STATED PROBLEM:
Check every line below for the word "ylabel" and show those that hold it.

[Start]

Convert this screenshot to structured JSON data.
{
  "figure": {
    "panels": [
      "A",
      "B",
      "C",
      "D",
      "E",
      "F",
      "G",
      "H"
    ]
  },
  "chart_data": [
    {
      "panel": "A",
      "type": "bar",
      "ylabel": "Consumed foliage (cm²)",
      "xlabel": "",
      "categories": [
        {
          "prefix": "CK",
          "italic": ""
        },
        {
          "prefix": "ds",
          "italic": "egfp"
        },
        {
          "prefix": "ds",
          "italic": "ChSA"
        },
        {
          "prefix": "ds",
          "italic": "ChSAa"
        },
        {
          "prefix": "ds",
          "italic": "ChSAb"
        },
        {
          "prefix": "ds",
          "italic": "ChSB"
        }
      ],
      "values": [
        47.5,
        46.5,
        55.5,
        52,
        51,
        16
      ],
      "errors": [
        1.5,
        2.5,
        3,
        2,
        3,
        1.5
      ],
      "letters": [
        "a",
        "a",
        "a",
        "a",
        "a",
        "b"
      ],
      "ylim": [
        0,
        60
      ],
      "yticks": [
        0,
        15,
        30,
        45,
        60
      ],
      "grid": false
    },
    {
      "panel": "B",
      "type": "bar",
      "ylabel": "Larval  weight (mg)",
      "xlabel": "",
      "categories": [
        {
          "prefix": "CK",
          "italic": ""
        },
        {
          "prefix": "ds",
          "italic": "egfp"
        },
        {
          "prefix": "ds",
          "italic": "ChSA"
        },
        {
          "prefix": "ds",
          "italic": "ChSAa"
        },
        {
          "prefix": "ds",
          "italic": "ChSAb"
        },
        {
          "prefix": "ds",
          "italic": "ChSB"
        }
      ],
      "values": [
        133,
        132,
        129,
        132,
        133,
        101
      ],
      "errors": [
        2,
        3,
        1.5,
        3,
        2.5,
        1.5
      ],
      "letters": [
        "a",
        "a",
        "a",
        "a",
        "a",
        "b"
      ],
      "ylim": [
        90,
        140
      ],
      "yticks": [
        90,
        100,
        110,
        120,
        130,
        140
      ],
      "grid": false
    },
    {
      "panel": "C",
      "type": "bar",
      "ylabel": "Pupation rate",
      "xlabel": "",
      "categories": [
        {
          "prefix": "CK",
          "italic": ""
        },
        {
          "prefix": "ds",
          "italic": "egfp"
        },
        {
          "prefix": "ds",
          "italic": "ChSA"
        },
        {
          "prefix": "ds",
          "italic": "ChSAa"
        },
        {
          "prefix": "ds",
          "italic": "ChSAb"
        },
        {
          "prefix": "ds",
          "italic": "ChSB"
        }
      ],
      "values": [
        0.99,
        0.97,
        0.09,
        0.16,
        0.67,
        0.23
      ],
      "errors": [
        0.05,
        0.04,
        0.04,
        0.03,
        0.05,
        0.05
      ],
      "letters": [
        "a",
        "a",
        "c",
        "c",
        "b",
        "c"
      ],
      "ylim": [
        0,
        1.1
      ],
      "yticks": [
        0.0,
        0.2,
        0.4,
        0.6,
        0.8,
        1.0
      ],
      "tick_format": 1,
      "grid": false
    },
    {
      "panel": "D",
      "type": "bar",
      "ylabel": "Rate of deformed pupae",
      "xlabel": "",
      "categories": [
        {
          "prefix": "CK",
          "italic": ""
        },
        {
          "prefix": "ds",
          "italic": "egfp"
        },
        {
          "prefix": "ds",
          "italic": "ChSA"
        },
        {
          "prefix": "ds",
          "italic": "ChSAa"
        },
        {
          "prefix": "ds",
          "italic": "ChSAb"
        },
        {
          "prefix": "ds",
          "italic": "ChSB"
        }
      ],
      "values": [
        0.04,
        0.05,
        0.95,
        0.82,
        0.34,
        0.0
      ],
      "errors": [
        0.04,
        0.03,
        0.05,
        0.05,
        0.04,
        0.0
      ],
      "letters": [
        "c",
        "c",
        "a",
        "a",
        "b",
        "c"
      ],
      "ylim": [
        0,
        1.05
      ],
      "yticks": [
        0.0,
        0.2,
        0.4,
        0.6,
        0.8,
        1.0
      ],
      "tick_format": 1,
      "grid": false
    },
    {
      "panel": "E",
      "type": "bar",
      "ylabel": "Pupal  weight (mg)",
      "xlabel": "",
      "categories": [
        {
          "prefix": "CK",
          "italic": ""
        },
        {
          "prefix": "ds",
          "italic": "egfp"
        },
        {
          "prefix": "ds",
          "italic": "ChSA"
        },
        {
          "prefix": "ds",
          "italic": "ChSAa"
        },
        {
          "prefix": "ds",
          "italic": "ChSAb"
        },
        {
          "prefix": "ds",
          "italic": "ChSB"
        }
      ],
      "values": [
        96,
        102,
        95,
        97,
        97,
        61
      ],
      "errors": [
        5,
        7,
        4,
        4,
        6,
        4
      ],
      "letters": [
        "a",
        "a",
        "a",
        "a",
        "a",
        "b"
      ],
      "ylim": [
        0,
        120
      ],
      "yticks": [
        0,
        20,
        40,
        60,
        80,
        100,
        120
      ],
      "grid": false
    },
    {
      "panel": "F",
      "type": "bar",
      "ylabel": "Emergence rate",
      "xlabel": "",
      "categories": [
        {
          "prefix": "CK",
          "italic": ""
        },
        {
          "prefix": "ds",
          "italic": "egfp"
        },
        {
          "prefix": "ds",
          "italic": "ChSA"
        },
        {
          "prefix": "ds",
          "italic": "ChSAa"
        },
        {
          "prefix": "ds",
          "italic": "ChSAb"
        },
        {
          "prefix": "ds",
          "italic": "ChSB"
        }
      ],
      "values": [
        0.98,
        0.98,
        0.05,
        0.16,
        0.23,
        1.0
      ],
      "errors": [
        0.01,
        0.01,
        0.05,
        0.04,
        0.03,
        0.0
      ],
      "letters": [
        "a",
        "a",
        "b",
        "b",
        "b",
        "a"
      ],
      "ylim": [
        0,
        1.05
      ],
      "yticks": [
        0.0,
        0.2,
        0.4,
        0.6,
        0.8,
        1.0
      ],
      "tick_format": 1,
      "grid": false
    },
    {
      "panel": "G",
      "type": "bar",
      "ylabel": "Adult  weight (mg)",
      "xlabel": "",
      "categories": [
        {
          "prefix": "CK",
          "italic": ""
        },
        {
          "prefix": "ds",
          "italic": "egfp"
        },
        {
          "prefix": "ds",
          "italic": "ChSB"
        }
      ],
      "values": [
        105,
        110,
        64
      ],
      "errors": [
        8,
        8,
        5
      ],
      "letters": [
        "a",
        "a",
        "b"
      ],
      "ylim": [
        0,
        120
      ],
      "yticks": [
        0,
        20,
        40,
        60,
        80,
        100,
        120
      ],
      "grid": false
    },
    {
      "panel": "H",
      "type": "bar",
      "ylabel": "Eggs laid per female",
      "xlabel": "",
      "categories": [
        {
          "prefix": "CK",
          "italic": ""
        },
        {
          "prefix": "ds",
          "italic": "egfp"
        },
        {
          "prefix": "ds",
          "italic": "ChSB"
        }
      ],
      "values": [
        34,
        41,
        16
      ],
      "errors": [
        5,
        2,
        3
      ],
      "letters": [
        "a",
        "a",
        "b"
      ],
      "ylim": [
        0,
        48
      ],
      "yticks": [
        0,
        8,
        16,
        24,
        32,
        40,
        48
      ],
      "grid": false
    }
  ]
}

[End]

RIGHT ANSWER:
      "ylabel": "Consumed foliage (cm²)",
      "ylabel": "Larval  weight (mg)",
      "ylabel": "Pupation rate",
      "ylabel": "Rate of deformed pupae",
      "ylabel": "Pupal  weight (mg)",
      "ylabel": "Emergence rate",
      "ylabel": "Adult  weight (mg)",
      "ylabel": "Eggs laid per female",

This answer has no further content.